YOUR TASK: Go through the entries below and retype them exactly, omitting each picture.

(Records about charts and figures)
━━━━━━━━━━━━━━━━━━━━━━━━━━━━━━

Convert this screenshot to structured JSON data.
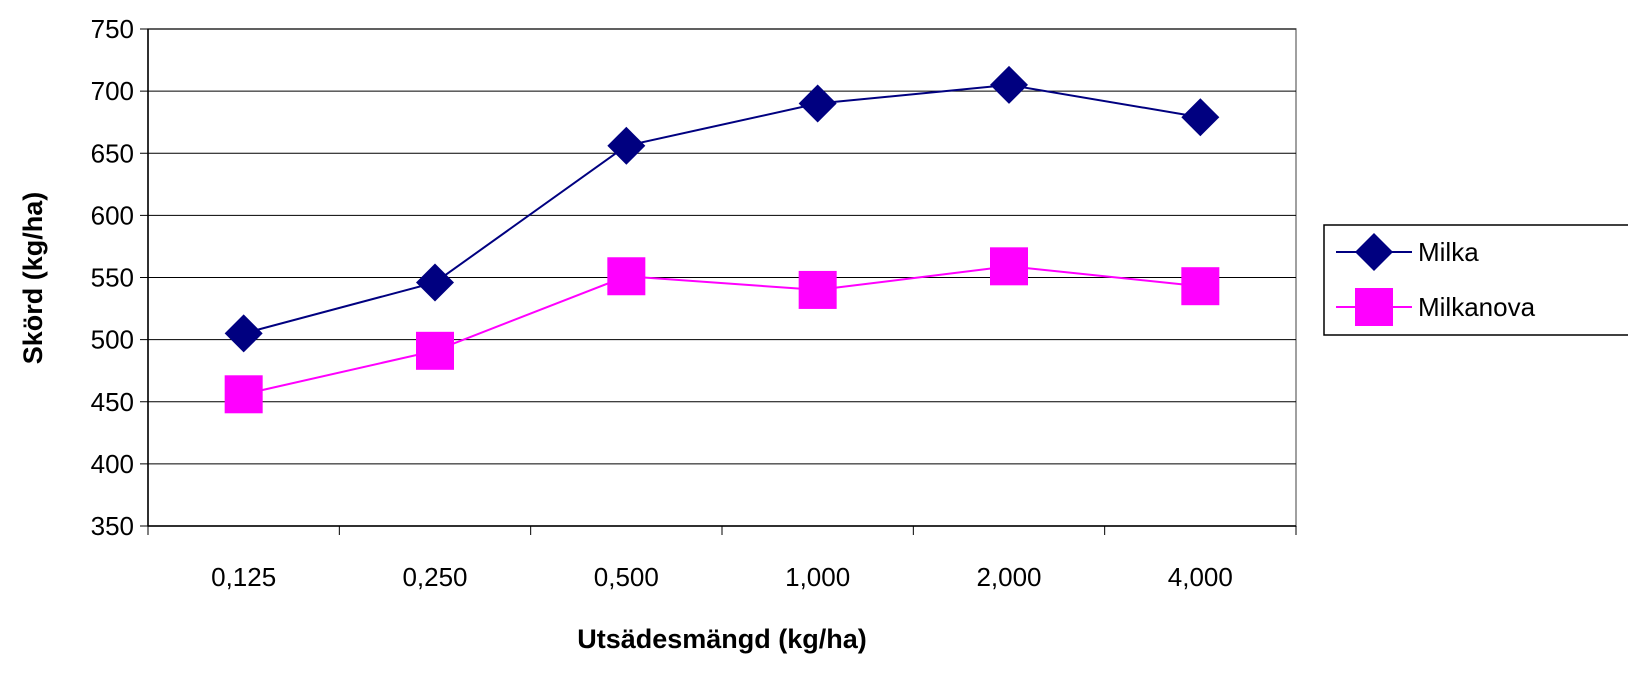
{
  "chart_data": {
    "type": "line",
    "title": "",
    "xlabel": "Utsädesmängd (kg/ha)",
    "ylabel": "Skörd (kg/ha)",
    "categories": [
      "0,125",
      "0,250",
      "0,500",
      "1,000",
      "2,000",
      "4,000"
    ],
    "y_ticks": [
      "350",
      "400",
      "450",
      "500",
      "550",
      "600",
      "650",
      "700",
      "750"
    ],
    "ylim": [
      350,
      750
    ],
    "grid": "horizontal",
    "legend_position": "right",
    "series": [
      {
        "name": "Milka",
        "values": [
          505,
          546,
          656,
          690,
          705,
          679
        ],
        "color": "#000080",
        "marker": "diamond"
      },
      {
        "name": "Milkanova",
        "values": [
          456,
          491,
          551,
          540,
          559,
          543
        ],
        "color": "#FF00FF",
        "marker": "square"
      }
    ]
  }
}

━━━━━━━━━━━━━━━━━━━━━━━━━━━━━━

EXERCISE OUTPUT:
Convert this screenshot to structured JSON data.
{
  "chart_data": {
    "type": "line",
    "title": "",
    "xlabel": "Utsädesmängd (kg/ha)",
    "ylabel": "Skörd (kg/ha)",
    "categories": [
      "0,125",
      "0,250",
      "0,500",
      "1,000",
      "2,000",
      "4,000"
    ],
    "y_ticks": [
      "350",
      "400",
      "450",
      "500",
      "550",
      "600",
      "650",
      "700",
      "750"
    ],
    "ylim": [
      350,
      750
    ],
    "grid": "horizontal",
    "legend_position": "right",
    "series": [
      {
        "name": "Milka",
        "values": [
          505,
          546,
          656,
          690,
          705,
          679
        ],
        "color": "#000080",
        "marker": "diamond"
      },
      {
        "name": "Milkanova",
        "values": [
          456,
          491,
          551,
          540,
          559,
          543
        ],
        "color": "#FF00FF",
        "marker": "square"
      }
    ]
  }
}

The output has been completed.